(Part of a data file)

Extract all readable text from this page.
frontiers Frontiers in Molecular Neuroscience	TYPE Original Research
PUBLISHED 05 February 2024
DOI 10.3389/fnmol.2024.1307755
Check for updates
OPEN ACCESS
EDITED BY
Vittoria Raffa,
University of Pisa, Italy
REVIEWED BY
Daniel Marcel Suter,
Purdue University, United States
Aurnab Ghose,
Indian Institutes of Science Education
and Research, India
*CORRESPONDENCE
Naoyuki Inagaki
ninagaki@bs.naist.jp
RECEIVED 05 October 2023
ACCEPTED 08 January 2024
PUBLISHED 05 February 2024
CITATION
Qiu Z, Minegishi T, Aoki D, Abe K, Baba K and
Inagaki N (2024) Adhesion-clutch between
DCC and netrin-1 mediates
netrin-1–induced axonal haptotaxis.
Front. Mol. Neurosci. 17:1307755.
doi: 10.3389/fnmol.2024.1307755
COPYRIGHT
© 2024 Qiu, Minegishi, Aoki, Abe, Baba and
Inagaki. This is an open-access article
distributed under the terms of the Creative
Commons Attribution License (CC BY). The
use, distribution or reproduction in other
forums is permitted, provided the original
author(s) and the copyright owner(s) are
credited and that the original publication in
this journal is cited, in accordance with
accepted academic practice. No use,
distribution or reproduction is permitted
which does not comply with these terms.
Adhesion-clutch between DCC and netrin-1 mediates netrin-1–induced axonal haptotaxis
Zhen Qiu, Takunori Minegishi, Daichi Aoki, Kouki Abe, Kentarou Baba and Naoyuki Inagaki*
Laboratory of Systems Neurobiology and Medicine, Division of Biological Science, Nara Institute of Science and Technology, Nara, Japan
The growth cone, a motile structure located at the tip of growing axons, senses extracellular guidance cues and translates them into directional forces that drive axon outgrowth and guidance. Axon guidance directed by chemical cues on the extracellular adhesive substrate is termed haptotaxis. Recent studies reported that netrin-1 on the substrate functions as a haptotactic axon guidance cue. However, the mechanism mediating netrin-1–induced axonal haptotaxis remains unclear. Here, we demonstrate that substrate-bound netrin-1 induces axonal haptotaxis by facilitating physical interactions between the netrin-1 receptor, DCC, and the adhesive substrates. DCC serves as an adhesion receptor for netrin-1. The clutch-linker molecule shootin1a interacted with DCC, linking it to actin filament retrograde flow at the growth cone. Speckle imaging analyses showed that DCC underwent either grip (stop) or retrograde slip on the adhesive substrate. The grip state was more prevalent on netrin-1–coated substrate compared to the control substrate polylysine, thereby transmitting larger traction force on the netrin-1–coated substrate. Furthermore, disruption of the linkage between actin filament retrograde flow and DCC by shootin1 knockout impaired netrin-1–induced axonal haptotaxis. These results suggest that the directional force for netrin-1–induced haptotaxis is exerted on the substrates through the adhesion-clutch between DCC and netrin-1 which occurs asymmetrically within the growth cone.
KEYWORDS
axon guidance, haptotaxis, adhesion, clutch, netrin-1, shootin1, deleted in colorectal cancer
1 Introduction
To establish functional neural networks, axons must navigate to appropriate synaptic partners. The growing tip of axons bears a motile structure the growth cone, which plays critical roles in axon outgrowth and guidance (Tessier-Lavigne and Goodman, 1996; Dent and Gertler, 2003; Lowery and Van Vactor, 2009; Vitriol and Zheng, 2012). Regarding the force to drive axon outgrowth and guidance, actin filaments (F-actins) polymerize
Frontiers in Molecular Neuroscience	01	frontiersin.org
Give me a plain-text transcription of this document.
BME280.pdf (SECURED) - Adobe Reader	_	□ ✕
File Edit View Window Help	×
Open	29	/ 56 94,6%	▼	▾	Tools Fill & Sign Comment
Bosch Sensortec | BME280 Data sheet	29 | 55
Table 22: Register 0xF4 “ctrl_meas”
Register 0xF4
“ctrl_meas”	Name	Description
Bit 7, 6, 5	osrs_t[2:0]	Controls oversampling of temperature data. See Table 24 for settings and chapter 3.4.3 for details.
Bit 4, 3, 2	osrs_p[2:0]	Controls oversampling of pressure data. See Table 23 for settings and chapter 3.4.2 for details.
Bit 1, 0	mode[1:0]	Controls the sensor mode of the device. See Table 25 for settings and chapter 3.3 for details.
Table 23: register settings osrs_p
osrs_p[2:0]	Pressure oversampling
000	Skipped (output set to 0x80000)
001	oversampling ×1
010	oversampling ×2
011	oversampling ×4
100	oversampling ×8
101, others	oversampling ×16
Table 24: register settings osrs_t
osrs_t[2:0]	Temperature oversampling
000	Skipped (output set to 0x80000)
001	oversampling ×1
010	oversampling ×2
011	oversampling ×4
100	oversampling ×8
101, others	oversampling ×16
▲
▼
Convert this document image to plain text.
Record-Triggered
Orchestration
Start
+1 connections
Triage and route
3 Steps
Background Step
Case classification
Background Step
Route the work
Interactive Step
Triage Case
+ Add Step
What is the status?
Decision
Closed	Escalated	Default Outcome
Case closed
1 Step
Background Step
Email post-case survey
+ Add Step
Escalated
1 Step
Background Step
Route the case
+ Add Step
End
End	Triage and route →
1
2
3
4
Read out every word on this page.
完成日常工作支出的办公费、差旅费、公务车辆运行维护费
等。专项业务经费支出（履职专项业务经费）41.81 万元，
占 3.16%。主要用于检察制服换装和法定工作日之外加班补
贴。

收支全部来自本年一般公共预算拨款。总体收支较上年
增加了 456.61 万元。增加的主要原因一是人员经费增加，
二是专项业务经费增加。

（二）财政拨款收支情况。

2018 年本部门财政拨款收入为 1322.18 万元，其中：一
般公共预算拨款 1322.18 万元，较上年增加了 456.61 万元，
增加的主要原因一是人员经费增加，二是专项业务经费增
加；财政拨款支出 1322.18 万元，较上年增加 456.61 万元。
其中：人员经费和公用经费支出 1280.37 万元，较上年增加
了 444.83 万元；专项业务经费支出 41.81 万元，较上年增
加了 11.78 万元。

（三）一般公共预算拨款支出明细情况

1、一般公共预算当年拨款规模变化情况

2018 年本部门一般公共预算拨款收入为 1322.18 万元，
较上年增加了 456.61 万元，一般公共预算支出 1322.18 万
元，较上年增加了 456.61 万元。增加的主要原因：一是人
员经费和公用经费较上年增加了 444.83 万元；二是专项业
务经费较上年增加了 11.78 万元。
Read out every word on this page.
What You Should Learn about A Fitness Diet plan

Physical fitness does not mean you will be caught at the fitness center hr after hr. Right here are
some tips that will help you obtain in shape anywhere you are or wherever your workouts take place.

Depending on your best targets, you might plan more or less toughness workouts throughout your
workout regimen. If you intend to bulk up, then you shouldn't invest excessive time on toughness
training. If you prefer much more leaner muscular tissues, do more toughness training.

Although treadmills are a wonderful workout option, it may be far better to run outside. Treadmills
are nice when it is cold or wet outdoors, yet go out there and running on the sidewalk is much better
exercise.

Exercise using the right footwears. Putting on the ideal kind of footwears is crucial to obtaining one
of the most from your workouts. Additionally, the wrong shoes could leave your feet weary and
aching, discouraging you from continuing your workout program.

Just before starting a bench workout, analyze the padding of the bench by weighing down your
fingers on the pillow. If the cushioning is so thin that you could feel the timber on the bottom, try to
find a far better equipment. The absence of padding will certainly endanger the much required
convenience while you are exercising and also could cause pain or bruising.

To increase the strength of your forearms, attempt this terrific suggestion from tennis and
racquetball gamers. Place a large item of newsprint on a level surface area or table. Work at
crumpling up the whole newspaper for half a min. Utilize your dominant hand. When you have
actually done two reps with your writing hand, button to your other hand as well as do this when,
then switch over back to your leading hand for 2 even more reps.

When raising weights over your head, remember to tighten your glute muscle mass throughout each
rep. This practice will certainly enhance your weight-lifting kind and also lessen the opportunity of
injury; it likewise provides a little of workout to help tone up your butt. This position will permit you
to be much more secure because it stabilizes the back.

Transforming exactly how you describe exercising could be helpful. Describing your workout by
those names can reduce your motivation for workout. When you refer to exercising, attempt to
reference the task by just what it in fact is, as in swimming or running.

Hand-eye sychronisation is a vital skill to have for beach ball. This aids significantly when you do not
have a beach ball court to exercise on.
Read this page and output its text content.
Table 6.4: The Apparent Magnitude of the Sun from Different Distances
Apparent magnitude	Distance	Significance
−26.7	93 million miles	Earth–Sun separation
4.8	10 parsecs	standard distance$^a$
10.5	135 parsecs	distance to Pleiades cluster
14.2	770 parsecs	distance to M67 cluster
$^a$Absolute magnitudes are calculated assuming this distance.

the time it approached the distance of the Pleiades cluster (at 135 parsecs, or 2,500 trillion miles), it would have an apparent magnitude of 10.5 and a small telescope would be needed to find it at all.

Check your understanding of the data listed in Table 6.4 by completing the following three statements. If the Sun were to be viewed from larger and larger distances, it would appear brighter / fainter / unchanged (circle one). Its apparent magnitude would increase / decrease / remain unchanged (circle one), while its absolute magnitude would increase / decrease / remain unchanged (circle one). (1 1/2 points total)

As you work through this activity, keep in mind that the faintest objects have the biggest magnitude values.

▶ **EXERCISE DETAILS**: From the records above, copy every line that holds the word "Minegishi".

▶ **THE ANSWER**:
Qiu Z, Minegishi T, Aoki D, Abe K, Baba K and
© 2024 Qiu, Minegishi, Aoki, Abe, Baba and
Zhen Qiu, Takunori Minegishi, Daichi Aoki, Kouki Abe, Kentarou Baba and Naoyuki Inagaki*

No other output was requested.